(Set task) Reproduce the items from the start through the line with "- price-label: Price: [1234, 424, 1274, 441]", swapping "price-value" for "price-amount" and leaving everything else as it is.

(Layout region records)
Start
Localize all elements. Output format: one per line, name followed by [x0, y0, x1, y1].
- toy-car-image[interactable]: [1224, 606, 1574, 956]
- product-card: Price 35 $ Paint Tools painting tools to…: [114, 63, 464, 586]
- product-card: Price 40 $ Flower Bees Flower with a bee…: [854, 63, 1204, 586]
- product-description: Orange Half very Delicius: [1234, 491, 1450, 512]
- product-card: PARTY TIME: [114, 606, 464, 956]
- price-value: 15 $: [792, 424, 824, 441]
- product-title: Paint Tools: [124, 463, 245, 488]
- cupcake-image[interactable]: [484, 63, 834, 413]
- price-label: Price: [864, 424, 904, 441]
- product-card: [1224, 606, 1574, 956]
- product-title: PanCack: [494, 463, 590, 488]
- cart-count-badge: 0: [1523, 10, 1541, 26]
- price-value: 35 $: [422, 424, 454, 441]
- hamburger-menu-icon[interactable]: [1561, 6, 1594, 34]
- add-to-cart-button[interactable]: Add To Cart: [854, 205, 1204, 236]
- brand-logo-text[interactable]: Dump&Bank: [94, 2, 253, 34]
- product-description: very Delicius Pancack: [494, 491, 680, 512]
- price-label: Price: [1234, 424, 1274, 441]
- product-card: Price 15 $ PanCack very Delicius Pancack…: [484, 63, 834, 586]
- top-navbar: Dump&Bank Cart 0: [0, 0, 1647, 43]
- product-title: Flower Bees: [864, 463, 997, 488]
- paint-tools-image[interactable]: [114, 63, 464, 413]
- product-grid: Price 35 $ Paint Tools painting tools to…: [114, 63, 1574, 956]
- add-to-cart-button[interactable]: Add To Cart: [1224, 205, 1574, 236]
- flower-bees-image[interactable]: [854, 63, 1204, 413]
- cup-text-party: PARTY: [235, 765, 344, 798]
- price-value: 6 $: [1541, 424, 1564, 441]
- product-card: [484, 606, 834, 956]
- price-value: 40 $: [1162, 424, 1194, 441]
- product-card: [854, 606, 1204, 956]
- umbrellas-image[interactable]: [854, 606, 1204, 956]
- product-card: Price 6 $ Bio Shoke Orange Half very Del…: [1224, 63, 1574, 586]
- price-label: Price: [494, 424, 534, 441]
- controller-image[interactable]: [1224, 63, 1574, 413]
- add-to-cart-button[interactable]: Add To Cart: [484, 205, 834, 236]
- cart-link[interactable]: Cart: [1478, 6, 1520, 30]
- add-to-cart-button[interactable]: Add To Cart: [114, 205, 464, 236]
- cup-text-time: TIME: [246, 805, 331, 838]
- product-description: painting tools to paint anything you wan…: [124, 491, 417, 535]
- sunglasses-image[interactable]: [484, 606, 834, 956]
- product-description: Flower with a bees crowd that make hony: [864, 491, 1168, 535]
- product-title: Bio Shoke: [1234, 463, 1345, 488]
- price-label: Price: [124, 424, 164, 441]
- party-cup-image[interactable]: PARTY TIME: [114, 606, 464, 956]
End
(Expected output)
Localize all elements. Output format: one per line, name followed by [x0, y0, x1, y1].
- toy-car-image[interactable]: [1224, 606, 1574, 956]
- product-card: Price 35 $ Paint Tools painting tools to…: [114, 63, 464, 586]
- product-card: Price 40 $ Flower Bees Flower with a bee…: [854, 63, 1204, 586]
- product-description: Orange Half very Delicius: [1234, 491, 1450, 512]
- product-card: PARTY TIME: [114, 606, 464, 956]
- price-amount: 15 $: [792, 424, 824, 441]
- product-title: Paint Tools: [124, 463, 245, 488]
- cupcake-image[interactable]: [484, 63, 834, 413]
- price-label: Price: [864, 424, 904, 441]
- product-card: [1224, 606, 1574, 956]
- product-title: PanCack: [494, 463, 590, 488]
- cart-count-badge: 0: [1523, 10, 1541, 26]
- price-amount: 35 $: [422, 424, 454, 441]
- hamburger-menu-icon[interactable]: [1561, 6, 1594, 34]
- add-to-cart-button[interactable]: Add To Cart: [854, 205, 1204, 236]
- brand-logo-text[interactable]: Dump&Bank: [94, 2, 253, 34]
- product-description: very Delicius Pancack: [494, 491, 680, 512]
- price-label: Price: [1234, 424, 1274, 441]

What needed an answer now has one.